Records contained in a dataset

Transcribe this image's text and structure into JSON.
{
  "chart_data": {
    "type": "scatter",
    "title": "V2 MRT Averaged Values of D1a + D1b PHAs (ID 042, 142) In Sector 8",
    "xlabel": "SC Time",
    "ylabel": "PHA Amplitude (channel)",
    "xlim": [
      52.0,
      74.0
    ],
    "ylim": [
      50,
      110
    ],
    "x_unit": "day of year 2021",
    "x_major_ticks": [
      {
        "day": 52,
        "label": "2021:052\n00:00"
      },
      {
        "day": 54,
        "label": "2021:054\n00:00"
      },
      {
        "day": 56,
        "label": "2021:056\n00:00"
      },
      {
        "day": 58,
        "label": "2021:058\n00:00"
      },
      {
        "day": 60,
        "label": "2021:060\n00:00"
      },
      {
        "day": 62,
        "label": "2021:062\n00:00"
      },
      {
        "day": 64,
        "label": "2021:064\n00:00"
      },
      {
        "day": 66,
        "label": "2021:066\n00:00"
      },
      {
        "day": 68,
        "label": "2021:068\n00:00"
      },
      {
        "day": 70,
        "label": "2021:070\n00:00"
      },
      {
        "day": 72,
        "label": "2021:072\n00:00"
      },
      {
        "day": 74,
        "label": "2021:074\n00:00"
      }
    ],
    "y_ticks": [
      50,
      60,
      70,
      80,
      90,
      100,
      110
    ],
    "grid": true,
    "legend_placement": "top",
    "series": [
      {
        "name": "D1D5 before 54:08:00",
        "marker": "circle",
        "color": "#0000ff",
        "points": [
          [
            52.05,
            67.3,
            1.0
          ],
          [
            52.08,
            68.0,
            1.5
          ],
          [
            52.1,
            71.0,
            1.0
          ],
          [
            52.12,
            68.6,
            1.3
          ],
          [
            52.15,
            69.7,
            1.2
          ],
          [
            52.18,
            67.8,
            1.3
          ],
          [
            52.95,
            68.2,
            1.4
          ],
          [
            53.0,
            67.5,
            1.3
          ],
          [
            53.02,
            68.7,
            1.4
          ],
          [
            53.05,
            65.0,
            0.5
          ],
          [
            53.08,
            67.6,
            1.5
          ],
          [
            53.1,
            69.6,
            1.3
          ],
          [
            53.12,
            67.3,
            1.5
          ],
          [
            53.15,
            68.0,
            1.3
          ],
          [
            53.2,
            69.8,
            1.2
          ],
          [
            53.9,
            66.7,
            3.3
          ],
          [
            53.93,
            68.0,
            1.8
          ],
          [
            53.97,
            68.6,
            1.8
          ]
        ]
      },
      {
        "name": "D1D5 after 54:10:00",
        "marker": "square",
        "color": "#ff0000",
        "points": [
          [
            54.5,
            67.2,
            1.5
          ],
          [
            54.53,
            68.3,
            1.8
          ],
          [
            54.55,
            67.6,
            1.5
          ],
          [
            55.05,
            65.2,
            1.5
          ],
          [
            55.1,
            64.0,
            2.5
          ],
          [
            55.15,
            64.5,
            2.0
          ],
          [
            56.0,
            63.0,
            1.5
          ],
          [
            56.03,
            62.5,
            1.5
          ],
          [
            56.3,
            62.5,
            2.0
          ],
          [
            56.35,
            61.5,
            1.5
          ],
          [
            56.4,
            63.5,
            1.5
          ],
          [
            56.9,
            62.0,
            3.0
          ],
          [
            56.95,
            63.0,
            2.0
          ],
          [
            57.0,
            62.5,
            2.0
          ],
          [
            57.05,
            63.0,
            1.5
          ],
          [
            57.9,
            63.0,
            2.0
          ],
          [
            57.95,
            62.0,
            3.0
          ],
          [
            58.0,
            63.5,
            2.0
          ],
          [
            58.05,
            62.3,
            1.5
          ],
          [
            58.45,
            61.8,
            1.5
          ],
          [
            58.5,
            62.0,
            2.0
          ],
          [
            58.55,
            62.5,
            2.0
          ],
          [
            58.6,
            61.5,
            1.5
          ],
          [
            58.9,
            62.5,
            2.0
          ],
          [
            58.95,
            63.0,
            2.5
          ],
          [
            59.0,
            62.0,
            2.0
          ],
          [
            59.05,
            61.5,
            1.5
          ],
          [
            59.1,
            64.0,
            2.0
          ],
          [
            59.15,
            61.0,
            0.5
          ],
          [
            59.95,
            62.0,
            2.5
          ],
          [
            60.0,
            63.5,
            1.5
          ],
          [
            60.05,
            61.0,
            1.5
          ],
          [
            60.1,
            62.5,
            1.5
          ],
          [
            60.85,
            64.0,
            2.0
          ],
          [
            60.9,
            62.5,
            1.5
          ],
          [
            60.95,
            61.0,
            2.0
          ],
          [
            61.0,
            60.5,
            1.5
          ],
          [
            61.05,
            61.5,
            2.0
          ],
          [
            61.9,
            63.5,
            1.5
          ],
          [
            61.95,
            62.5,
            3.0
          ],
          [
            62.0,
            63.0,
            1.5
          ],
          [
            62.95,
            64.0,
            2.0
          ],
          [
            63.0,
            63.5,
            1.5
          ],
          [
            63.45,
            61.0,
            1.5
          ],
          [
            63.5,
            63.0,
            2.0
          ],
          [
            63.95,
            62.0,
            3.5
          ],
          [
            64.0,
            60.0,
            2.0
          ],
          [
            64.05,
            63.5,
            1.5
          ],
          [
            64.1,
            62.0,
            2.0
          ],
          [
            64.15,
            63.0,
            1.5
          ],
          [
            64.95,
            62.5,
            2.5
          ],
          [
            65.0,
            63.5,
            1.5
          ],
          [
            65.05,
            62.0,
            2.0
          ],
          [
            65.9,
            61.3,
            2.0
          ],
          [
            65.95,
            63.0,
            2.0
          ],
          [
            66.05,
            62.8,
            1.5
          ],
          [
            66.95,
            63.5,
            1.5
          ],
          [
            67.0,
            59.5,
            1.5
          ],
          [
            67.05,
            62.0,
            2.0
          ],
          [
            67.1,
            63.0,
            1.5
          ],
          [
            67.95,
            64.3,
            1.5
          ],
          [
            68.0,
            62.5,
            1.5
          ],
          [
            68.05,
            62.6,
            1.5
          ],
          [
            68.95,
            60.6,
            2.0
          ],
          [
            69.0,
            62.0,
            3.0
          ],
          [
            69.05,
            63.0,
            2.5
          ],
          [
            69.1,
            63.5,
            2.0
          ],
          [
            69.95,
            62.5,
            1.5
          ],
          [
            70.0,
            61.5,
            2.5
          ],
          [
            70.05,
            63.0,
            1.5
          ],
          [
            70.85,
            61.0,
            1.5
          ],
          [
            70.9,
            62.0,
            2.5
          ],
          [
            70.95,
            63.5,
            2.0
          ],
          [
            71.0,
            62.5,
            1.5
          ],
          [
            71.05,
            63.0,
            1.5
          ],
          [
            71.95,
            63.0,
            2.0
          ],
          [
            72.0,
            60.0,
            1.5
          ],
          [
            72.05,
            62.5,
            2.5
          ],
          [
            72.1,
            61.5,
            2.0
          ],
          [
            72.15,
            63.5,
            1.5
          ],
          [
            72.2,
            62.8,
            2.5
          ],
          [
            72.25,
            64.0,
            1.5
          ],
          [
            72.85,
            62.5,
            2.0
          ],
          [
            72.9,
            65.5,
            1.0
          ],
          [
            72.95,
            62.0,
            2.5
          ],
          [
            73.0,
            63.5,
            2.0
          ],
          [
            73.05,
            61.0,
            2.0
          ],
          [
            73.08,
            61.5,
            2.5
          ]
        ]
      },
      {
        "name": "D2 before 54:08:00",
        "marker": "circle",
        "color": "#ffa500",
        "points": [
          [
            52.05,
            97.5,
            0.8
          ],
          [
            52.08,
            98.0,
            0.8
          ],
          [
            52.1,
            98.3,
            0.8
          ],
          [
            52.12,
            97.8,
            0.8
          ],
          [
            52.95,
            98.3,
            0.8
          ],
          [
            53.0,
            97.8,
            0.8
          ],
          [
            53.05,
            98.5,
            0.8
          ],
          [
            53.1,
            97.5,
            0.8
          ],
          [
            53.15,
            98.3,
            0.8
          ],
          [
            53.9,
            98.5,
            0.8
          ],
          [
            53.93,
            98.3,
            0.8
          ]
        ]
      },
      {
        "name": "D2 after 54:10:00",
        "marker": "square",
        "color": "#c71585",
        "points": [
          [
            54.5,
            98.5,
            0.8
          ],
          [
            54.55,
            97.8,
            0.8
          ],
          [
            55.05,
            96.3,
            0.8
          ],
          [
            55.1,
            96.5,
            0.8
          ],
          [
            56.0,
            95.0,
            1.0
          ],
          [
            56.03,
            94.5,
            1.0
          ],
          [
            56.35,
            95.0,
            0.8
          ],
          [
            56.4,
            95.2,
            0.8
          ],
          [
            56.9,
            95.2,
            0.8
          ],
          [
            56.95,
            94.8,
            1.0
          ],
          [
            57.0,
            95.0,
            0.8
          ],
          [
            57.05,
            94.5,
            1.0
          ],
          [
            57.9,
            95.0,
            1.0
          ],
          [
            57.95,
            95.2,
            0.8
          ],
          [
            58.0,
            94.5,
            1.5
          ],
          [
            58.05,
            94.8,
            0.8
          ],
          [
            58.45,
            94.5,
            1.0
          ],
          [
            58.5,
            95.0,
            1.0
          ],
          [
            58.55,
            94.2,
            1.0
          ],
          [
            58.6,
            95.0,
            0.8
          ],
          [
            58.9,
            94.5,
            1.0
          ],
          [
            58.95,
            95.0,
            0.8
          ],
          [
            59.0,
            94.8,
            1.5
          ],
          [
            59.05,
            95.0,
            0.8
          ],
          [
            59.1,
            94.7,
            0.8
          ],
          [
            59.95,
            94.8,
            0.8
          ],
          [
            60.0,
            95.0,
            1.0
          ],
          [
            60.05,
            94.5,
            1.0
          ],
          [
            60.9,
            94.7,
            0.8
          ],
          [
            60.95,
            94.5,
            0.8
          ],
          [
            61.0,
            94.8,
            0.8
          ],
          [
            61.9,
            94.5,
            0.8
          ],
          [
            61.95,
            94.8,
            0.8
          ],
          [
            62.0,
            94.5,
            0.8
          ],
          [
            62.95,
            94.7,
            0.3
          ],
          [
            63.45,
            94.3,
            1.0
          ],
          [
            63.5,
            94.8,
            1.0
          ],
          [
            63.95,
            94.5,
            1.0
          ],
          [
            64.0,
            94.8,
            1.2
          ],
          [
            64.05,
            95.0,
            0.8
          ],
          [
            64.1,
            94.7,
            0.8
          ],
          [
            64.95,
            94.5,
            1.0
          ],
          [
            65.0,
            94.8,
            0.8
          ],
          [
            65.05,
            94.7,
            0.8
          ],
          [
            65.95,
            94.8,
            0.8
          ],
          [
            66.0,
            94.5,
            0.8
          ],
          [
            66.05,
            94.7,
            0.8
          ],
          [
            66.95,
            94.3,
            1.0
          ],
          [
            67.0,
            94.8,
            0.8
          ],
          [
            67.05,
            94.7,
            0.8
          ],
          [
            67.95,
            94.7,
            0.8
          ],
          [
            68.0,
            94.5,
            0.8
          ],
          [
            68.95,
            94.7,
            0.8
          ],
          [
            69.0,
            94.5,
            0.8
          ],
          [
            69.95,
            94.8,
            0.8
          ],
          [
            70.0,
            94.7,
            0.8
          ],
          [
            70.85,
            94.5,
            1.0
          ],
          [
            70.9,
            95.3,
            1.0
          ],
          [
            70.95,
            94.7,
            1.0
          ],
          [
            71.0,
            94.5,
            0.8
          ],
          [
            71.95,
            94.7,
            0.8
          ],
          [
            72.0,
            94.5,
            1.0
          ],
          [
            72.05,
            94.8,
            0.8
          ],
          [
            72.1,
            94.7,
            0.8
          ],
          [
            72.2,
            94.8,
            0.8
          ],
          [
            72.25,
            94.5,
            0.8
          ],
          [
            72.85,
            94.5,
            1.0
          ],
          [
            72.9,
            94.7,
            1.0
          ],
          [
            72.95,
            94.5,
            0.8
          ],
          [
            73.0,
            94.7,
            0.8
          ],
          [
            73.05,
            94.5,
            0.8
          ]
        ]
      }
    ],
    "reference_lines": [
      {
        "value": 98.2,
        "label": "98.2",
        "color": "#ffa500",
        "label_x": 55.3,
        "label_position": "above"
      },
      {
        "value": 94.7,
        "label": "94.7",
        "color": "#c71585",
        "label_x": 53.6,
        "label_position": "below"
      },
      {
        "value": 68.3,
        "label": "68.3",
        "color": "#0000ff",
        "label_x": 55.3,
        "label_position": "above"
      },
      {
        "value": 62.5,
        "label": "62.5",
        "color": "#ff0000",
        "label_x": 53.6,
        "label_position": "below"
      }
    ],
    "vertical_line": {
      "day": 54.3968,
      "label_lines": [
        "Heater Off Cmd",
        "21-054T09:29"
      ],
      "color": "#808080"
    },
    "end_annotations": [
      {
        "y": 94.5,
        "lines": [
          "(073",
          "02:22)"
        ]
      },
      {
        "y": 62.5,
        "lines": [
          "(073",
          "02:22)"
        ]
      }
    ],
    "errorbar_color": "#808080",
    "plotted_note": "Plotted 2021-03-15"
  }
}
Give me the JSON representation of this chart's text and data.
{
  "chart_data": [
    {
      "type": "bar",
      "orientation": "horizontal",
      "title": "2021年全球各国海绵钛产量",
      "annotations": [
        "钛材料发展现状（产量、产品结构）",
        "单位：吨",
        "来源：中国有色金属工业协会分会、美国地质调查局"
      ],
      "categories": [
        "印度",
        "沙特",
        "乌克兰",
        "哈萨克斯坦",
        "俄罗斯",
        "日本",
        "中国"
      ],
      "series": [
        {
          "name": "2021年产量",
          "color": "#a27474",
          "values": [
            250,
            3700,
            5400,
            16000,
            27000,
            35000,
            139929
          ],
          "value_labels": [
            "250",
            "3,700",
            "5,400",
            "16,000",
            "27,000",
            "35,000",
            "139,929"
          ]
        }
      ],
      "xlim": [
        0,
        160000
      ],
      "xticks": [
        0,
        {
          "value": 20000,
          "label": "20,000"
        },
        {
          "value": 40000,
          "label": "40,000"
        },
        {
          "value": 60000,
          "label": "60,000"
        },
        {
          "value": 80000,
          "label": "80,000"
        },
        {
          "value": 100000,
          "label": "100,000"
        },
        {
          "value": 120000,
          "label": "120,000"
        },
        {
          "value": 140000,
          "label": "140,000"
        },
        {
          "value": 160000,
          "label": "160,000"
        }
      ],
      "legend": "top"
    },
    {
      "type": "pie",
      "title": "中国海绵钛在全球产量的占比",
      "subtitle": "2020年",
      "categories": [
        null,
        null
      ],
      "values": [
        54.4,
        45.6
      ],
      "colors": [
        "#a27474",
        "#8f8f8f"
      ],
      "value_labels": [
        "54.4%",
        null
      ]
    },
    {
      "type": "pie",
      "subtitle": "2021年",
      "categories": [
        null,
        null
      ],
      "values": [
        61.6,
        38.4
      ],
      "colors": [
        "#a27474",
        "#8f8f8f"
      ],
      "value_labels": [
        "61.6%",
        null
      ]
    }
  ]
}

**What you are asked to do**
Give the count of lines holding the word "before" and nothing more.

**Right answer**
2